__Task details__: Locate the string "title" in the records below. Copy every line where it occurs.

__Record extracts__:
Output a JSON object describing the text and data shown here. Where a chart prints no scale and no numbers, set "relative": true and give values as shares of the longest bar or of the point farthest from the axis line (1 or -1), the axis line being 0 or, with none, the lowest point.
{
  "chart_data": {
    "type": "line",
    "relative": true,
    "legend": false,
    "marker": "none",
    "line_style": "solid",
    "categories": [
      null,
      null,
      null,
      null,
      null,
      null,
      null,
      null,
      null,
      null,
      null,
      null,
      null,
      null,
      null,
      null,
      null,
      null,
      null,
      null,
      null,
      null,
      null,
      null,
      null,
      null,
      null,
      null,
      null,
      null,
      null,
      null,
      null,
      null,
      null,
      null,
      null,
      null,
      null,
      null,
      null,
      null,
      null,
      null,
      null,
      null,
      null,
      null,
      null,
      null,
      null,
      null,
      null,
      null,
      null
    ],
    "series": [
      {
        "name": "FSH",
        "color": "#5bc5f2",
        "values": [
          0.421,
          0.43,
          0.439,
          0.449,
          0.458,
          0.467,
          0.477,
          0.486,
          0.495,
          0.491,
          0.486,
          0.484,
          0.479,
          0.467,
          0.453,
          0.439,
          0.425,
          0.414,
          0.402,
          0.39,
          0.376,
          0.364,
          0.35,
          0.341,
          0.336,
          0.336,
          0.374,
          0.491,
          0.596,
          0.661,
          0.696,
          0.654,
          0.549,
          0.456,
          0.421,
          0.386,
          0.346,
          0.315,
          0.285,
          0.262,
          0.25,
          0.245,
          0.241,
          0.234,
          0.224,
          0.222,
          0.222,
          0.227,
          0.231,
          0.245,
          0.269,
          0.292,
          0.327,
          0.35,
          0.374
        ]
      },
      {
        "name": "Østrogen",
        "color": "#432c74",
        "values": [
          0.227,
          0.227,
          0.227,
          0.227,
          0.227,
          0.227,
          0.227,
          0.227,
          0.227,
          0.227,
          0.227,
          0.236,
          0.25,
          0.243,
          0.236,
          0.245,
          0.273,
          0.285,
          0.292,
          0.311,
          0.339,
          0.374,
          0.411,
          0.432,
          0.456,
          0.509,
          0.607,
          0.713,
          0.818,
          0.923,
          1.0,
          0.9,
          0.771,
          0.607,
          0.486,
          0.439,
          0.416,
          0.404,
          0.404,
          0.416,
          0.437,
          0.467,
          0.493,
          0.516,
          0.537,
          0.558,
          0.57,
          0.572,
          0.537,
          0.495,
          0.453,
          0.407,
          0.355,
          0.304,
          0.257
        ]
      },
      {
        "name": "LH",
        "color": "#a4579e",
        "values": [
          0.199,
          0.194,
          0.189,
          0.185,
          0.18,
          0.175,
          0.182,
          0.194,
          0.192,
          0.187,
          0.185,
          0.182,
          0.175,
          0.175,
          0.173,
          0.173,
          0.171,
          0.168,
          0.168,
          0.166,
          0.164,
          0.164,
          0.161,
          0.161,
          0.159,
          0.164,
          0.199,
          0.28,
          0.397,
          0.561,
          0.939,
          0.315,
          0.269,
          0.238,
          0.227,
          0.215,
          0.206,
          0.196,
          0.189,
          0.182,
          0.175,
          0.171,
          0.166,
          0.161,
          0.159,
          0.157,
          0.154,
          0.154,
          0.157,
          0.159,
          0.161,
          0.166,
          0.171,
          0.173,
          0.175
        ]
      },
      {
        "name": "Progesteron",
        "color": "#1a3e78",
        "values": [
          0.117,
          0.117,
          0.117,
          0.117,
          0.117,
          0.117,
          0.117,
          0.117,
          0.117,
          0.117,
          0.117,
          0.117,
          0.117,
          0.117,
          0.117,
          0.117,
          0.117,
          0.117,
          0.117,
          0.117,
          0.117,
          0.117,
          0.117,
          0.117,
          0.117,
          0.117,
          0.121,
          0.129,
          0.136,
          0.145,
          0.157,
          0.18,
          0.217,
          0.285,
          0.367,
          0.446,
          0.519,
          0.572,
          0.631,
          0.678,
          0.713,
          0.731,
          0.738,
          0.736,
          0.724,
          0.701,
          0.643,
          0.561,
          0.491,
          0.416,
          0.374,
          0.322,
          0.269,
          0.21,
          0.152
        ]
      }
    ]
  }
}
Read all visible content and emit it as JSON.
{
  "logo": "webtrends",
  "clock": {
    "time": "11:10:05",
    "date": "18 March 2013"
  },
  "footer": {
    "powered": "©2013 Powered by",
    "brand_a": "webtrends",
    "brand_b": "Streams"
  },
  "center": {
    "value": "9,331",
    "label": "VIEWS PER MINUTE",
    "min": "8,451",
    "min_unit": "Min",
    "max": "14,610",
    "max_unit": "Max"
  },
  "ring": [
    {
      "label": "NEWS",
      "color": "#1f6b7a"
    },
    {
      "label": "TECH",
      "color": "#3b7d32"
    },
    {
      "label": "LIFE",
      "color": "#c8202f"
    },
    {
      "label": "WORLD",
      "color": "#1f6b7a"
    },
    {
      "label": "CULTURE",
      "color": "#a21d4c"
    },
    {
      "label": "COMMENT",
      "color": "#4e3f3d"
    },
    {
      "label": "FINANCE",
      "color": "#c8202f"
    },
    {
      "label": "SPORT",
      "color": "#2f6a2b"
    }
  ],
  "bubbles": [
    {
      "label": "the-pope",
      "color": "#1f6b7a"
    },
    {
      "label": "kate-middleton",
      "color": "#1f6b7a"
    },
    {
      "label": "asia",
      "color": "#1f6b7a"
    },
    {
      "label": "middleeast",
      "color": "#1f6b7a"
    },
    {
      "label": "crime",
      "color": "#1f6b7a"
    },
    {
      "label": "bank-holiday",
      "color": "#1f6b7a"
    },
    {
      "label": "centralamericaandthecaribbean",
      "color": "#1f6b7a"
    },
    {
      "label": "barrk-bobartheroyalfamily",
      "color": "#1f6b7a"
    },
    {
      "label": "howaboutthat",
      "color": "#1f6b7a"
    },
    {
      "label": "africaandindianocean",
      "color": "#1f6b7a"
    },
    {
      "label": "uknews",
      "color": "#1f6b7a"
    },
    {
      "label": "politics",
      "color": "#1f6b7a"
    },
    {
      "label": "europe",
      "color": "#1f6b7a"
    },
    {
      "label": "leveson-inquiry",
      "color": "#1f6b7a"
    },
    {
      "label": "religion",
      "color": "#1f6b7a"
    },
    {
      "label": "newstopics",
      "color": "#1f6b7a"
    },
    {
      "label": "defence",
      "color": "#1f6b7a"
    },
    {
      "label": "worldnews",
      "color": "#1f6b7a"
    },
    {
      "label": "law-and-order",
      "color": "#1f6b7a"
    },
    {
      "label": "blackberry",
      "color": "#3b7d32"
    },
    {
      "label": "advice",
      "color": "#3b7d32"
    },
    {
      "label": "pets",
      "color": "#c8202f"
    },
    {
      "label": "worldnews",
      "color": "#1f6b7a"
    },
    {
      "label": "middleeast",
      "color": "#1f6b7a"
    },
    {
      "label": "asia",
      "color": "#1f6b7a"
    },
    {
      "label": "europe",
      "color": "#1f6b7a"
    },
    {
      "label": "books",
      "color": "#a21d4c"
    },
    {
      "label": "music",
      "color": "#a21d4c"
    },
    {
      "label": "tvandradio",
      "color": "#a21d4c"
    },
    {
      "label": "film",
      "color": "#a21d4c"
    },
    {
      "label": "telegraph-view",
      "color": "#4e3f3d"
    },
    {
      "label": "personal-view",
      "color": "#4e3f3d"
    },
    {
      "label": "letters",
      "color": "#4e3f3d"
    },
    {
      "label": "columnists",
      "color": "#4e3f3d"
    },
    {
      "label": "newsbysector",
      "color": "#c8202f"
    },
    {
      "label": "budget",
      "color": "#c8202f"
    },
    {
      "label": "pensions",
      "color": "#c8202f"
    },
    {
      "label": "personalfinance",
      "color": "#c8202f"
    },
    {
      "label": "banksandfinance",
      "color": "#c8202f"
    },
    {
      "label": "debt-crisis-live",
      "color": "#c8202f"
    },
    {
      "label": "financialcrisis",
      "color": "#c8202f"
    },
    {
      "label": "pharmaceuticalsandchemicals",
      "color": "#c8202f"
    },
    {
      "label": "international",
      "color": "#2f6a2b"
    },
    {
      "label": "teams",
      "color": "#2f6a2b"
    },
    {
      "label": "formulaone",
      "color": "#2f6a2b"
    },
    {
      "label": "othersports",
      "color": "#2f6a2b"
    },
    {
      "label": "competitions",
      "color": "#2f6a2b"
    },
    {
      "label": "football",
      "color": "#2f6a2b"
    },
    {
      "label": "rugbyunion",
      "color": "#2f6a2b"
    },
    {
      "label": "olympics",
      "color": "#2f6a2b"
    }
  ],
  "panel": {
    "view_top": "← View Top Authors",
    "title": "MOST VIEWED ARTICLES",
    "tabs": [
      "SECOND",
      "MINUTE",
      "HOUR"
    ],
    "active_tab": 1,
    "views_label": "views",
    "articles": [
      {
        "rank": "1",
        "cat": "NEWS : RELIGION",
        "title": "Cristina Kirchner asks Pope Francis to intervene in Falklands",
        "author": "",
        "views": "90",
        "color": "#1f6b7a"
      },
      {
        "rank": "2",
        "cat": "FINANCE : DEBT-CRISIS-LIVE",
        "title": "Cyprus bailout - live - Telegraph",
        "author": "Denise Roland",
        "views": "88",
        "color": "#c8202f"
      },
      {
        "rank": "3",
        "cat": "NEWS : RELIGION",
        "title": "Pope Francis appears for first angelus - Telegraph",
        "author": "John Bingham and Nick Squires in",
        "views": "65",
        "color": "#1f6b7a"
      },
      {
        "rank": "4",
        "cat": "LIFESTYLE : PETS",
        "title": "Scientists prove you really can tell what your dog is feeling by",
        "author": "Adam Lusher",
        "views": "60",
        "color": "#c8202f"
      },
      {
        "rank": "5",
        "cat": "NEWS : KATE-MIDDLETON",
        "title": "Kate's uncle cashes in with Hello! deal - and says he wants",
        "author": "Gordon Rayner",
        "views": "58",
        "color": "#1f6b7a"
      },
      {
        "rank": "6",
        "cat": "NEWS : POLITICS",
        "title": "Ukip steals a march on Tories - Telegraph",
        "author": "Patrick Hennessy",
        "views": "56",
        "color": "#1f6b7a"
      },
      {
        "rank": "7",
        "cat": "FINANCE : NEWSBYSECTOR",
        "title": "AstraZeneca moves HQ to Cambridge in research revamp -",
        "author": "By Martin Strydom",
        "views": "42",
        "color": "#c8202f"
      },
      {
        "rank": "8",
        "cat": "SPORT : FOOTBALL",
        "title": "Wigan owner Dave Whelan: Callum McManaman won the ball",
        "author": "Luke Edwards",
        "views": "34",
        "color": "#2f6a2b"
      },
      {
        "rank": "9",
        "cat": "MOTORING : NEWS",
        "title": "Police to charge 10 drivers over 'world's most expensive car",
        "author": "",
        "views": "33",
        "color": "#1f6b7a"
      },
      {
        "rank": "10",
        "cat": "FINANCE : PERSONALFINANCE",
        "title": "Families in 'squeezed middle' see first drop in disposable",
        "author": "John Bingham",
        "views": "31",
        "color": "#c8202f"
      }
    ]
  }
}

__Correct output__:
    "title": "MOST VIEWED ARTICLES",
        "title": "Cristina Kirchner asks Pope Francis to intervene in Falklands",
        "title": "Cyprus bailout - live - Telegraph",
        "title": "Pope Francis appears for first angelus - Telegraph",
        "title": "Scientists prove you really can tell what your dog is feeling by",
        "title": "Kate's uncle cashes in with Hello! deal - and says he wants",
        "title": "Ukip steals a march on Tories - Telegraph",
        "title": "AstraZeneca moves HQ to Cambridge in research revamp -",
        "title": "Wigan owner Dave Whelan: Callum McManaman won the ball",
        "title": "Police to charge 10 drivers over 'world's most expensive car",
        "title": "Families in 'squeezed middle' see first drop in disposable",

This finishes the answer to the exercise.